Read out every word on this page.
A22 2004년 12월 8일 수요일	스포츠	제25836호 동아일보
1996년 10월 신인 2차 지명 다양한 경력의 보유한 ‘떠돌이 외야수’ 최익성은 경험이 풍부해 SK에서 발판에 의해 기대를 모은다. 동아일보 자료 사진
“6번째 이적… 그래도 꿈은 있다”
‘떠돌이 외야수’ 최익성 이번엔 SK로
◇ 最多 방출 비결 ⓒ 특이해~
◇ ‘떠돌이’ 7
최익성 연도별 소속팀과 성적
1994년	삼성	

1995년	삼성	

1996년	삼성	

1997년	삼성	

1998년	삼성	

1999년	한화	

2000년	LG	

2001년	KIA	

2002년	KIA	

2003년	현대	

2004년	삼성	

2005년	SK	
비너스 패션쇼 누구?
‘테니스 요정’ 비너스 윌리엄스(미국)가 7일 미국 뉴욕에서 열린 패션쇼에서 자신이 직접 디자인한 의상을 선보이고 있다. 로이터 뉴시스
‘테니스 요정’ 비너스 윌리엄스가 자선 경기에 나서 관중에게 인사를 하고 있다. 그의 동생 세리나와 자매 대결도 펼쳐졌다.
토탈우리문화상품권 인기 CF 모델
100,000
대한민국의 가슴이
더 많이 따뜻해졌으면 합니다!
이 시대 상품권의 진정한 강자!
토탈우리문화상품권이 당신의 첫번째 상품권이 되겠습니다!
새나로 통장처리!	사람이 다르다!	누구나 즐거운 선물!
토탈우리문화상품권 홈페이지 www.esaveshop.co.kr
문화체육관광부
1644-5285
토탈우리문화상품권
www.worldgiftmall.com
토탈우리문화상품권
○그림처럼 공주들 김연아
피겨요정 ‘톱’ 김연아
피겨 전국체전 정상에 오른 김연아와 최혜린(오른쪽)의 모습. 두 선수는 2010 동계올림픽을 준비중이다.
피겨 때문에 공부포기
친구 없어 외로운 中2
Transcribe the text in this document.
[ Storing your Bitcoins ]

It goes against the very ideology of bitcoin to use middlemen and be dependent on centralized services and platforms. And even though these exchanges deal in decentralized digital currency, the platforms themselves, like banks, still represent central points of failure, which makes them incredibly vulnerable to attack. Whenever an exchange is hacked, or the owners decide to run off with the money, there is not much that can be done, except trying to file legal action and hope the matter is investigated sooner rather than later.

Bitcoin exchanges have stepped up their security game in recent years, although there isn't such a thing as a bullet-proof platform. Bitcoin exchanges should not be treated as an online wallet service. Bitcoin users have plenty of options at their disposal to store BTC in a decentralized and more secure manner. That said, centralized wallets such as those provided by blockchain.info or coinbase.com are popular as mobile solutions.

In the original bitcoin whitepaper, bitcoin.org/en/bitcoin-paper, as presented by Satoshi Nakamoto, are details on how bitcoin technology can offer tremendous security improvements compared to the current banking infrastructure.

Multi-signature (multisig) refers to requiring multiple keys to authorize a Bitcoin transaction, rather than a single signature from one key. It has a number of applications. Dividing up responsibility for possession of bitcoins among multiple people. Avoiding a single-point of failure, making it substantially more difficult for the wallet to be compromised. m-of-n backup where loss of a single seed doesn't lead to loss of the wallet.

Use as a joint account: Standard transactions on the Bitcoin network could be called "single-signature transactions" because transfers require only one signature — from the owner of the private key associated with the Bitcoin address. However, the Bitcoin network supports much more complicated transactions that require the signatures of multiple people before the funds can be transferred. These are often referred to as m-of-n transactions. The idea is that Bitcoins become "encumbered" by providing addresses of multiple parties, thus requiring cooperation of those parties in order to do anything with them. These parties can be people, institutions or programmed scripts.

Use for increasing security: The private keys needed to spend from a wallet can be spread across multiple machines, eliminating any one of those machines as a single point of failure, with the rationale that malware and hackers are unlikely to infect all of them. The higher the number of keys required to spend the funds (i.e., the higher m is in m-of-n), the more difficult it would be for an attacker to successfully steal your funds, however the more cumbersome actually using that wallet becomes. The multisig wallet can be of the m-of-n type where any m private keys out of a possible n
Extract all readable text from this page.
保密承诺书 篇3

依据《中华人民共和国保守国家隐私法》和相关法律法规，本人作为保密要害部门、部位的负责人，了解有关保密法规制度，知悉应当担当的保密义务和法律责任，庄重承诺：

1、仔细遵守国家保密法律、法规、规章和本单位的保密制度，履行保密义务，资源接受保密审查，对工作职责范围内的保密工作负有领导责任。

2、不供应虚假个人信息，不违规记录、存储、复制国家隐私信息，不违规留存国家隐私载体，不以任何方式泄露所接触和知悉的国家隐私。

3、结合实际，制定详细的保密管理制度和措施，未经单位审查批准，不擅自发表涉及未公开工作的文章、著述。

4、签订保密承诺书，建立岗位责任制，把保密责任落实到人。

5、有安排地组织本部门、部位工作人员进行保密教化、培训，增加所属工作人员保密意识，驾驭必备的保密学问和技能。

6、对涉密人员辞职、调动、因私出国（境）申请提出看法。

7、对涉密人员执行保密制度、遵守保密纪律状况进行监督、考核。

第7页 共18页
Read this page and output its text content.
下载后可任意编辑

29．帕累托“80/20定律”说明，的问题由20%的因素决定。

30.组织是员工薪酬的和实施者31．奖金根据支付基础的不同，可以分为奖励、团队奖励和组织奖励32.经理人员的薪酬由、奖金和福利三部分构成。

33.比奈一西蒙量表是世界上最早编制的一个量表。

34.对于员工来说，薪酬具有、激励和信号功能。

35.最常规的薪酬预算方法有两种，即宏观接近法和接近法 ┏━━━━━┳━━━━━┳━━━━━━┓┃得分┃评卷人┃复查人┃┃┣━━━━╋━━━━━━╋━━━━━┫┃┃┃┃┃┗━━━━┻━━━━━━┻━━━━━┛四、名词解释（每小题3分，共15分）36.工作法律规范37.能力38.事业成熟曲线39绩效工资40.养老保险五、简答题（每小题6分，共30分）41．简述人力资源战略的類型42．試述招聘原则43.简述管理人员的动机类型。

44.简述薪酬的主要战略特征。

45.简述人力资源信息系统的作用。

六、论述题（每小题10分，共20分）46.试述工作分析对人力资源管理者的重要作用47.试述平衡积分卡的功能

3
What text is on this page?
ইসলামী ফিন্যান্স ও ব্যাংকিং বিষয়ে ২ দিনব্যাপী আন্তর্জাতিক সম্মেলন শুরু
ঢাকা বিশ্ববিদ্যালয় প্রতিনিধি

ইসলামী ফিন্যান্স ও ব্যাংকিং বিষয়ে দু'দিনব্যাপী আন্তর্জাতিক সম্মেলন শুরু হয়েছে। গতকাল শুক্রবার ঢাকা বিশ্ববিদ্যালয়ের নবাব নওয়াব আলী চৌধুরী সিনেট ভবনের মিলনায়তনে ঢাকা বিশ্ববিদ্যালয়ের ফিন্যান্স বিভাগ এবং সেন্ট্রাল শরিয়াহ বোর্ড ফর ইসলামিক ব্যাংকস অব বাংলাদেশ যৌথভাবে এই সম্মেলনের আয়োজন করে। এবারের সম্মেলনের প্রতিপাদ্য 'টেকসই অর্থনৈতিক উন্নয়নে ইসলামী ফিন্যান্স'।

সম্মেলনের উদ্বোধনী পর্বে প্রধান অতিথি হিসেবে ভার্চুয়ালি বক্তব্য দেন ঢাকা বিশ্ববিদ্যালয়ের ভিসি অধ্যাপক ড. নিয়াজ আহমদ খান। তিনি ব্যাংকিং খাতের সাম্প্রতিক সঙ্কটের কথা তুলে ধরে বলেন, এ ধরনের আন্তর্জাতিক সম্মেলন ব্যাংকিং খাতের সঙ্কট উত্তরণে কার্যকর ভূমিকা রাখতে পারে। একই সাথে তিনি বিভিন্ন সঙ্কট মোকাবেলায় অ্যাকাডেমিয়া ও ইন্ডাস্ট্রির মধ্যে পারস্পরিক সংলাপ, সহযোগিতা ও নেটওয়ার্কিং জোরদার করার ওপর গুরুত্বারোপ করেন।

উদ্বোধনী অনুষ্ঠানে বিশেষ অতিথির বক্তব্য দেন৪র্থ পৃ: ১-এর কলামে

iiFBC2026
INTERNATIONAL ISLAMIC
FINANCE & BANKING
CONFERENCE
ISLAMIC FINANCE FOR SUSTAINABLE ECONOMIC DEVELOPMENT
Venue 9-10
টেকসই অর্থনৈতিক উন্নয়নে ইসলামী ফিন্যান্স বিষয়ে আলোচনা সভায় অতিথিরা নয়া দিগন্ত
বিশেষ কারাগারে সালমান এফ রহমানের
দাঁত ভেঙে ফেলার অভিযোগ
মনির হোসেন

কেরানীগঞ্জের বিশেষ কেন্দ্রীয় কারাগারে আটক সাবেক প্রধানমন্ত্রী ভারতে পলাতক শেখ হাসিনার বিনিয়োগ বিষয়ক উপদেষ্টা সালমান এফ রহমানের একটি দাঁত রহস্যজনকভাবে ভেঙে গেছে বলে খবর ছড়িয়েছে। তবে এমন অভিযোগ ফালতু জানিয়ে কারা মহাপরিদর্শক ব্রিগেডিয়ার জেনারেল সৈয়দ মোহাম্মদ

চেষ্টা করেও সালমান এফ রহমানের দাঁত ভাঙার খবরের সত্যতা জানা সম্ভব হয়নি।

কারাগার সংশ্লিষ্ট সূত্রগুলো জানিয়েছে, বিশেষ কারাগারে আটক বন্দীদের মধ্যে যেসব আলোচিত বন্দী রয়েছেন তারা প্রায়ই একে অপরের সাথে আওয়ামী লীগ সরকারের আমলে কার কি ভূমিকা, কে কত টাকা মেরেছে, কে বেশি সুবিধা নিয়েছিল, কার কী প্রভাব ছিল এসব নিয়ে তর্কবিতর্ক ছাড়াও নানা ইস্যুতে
__________________________________________________
### DIRECTION
In the records above, find each line holding "multiple" and copy it.

### WORKED ANSWER
Multi-signature (multisig) refers to requiring multiple keys to authorize a Bitcoin transaction, rather than a single signature from one key. It has a number of applications. Dividing up responsibility for possession of bitcoins among multiple people. Avoiding a single-point of failure, making it substantially more difficult for the wallet to be compromised. m-of-n backup where loss of a single seed doesn't lead to loss of the wallet.
Use as a joint account: Standard transactions on the Bitcoin network could be called "single-signature transactions" because transfers require only one signature — from the owner of the private key associated with the Bitcoin address. However, the Bitcoin network supports much more complicated transactions that require the signatures of multiple people before the funds can be transferred. These are often referred to as m-of-n transactions. The idea is that Bitcoins become "encumbered" by providing addresses of multiple parties, thus requiring cooperation of those parties in order to do anything with them. These parties can be people, institutions or programmed scripts.
Use for increasing security: The private keys needed to spend from a wallet can be spread across multiple machines, eliminating any one of those machines as a single point of failure, with the rationale that malware and hackers are unlikely to infect all of them. The higher the number of keys required to spend the funds (i.e., the higher m is in m-of-n), the more difficult it would be for an attacker to successfully steal your funds, however the more cumbersome actually using that wallet becomes. The multisig wallet can be of the m-of-n type where any m private keys out of a possible n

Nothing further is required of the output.